**Given exercise:** Your task is to transcribe the data in full.

**Data lines:**
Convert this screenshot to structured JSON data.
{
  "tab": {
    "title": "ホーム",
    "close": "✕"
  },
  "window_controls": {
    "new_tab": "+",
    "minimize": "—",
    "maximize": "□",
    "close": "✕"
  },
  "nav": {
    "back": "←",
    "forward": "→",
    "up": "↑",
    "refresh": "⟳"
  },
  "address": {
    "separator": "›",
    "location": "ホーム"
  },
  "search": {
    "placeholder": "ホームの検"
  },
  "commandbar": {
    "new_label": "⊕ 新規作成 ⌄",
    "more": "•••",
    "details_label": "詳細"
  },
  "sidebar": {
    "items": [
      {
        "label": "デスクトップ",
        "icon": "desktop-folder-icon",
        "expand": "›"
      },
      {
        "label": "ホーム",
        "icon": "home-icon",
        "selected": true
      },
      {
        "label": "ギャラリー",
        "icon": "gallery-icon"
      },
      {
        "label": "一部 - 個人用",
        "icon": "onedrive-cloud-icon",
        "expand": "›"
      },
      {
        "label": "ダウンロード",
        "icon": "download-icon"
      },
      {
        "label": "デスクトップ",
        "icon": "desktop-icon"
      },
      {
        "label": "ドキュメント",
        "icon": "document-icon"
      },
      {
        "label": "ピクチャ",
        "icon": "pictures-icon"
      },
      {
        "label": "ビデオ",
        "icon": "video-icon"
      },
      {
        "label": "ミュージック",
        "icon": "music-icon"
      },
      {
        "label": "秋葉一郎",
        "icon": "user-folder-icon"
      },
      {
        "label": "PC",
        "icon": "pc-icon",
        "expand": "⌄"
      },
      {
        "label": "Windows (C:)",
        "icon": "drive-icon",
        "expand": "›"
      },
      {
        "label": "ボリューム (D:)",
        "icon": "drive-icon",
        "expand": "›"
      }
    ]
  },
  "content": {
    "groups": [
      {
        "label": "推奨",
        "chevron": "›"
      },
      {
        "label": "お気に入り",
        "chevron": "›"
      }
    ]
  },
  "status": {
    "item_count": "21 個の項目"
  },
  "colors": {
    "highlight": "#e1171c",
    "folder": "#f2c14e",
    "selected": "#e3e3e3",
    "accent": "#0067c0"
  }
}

**Response to the exercise:**
Convert this screenshot to structured JSON data.
{
  "tab": {
    "title": "ホーム",
    "close": "✕"
  },
  "window_controls": {
    "new_tab": "+",
    "minimize": "—",
    "maximize": "□",
    "close": "✕"
  },
  "nav": {
    "back": "←",
    "forward": "→",
    "up": "↑",
    "refresh": "⟳"
  },
  "address": {
    "separator": "›",
    "location": "ホーム"
  },
  "search": {
    "placeholder": "ホームの検"
  },
  "commandbar": {
    "new_label": "⊕ 新規作成 ⌄",
    "more": "•••",
    "details_label": "詳細"
  },
  "sidebar": {
    "items": [
      {
        "label": "デスクトップ",
        "icon": "desktop-folder-icon",
        "expand": "›"
      },
      {
        "label": "ホーム",
        "icon": "home-icon",
        "selected": true
      },
      {
        "label": "ギャラリー",
        "icon": "gallery-icon"
      },
      {
        "label": "一部 - 個人用",
        "icon": "onedrive-cloud-icon",
        "expand": "›"
      },
      {
        "label": "ダウンロード",
        "icon": "download-icon"
      },
      {
        "label": "デスクトップ",
        "icon": "desktop-icon"
      },
      {
        "label": "ドキュメント",
        "icon": "document-icon"
      },
      {
        "label": "ピクチャ",
        "icon": "pictures-icon"
      },
      {
        "label": "ビデオ",
        "icon": "video-icon"
      },
      {
        "label": "ミュージック",
        "icon": "music-icon"
      },
      {
        "label": "秋葉一郎",
        "icon": "user-folder-icon"
      },
      {
        "label": "PC",
        "icon": "pc-icon",
        "expand": "⌄"
      },
      {
        "label": "Windows (C:)",
        "icon": "drive-icon",
        "expand": "›"
      },
      {
        "label": "ボリューム (D:)",
        "icon": "drive-icon",
        "expand": "›"
      }
    ]
  },
  "content": {
    "groups": [
      {
        "label": "推奨",
        "chevron": "›"
      },
      {
        "label": "お気に入り",
        "chevron": "›"
      }
    ]
  },
  "status": {
    "item_count": "21 個の項目"
  },
  "colors": {
    "highlight": "#e1171c",
    "folder": "#f2c14e",
    "selected": "#e3e3e3",
    "accent": "#0067c0"
  }
}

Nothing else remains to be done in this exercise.